읽을 글:
In [None]:
import pandas as pd
import numpy as np
import seaborn as sns
import matplotlib.pyplot as plt

import warnings
warnings.filterwarnings('ignore')

import os
import re
import random
import datetime
import platform
from tqdm import tqdm


from transformers import BertConfig, BertModel, BertTokenizer, BertForSequenceClassification, get_linear_schedule_with_warmup
from transformers import AutoModel, AutoTokenizer, AutoModelForSequenceClassification, TrainingArguments, AdamW

import torch
import torch.nn as nn
from torch.utils.data import DataLoader, Dataset, TensorDataset, RandomSampler, SequentialSampler

from keras.preprocessing.sequence import pad_sequences
from torch.nn.utils.rnn import pad_sequence

from sklearn.model_selection import train_test_split
from sklearn.metrics import accuracy_score, f1_score, precision_score, recall_score, \
                            roc_auc_score, confusion_matrix, classification_report, \
                            matthews_corrcoef, cohen_kappa_score, log_loss, confusion_matrix

- KoBERT : monologg/kobert
- KR-BERT : snunlp/KR-BERT-char16424
- KoELECTRA : monologg/koelectra-base-v3-discriminator
    - input : token id, attention mask, token type id
- Mental_BERT : https://huggingface.co/AIMH/mental-bert-base-cased
- Klue-RoBERTa : klue/roberta-base
- KorBERT(후보)

In [None]:
# !pip install ipython-autotime

In [None]:
# 맥북인 경우 mps 할당량 설정
# import torch.mps
# torch.mps.set_per_process_memory_fraction(0.8)

# cache 정리 
torch.cuda.empty_cache()
print(torch.cuda.is_available())
print(torch.cuda.get_device_name(0))

주어진 목록:
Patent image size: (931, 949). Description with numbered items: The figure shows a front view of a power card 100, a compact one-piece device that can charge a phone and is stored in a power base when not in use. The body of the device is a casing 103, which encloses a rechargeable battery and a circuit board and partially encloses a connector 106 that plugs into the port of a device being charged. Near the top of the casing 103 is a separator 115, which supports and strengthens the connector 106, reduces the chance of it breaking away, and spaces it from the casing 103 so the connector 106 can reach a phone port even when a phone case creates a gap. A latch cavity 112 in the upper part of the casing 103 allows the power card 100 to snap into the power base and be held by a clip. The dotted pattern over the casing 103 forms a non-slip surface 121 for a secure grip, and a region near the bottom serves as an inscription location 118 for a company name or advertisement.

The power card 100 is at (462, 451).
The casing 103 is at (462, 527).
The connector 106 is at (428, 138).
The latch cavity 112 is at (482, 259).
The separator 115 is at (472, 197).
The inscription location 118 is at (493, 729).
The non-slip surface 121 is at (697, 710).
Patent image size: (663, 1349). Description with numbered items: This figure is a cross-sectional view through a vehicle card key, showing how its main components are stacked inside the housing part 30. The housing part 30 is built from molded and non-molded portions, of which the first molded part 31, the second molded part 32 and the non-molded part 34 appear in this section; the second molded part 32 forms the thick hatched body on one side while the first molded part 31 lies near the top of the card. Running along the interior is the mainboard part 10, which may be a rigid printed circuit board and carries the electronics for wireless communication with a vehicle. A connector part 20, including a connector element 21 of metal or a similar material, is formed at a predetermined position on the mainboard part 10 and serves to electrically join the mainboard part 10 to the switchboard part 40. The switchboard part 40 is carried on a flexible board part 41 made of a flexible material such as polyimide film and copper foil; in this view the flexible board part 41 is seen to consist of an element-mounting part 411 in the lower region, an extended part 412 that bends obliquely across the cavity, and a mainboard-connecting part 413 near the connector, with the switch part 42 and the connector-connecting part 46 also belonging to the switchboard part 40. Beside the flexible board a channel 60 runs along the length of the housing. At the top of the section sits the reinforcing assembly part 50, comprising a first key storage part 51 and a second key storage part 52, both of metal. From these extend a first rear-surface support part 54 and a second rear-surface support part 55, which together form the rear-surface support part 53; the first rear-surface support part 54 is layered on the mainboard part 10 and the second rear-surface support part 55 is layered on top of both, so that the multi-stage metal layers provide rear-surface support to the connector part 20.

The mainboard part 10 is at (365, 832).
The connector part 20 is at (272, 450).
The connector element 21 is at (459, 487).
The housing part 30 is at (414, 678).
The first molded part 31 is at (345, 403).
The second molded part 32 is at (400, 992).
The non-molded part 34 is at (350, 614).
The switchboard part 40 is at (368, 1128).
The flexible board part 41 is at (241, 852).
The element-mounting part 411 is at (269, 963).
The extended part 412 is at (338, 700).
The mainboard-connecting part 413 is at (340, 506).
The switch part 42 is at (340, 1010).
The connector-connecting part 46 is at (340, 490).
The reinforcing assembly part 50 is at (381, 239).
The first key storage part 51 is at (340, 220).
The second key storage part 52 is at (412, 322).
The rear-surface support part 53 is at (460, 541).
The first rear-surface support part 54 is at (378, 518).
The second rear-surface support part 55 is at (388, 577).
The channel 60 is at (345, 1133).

지시 1:
읽을 글을 보고 다음에 답하세요.
(a) KoELECTRA에 쓰는 모델 이름은 무엇입니까?
(b) 경고 메시지를 무시하도록 설정하는 코드 한 줄은 무엇입니까?
(c) 맥북인 경우 mps 프로세스별 메모리 비율로 적힌 값은 얼마입니까?
지시 2: 읽을 글의 "from sklearn.model_selection import"에서 "- KorBERT(후보)"까지 전부 옮겨 쓰되, "klue/roberta-base" 대신 "klue/roberta-large" 표기를 넣으세요.

답안 1:
(a) monologg/koelectra-base-v3-discriminator
(b) warnings.filterwarnings('ignore')
(c) 0.8

답안 2:
from sklearn.model_selection import train_test_split
from sklearn.metrics import accuracy_score, f1_score, precision_score, recall_score, \
                            roc_auc_score, confusion_matrix, classification_report, \
                            matthews_corrcoef, cohen_kappa_score, log_loss, confusion_matrix

- KoBERT : monologg/kobert
- KR-BERT : snunlp/KR-BERT-char16424
- KoELECTRA : monologg/koelectra-base-v3-discriminator
    - input : token id, attention mask, token type id
- Mental_BERT : https://huggingface.co/AIMH/mental-bert-base-cased
- Klue-RoBERTa : klue/roberta-large
- KorBERT(후보)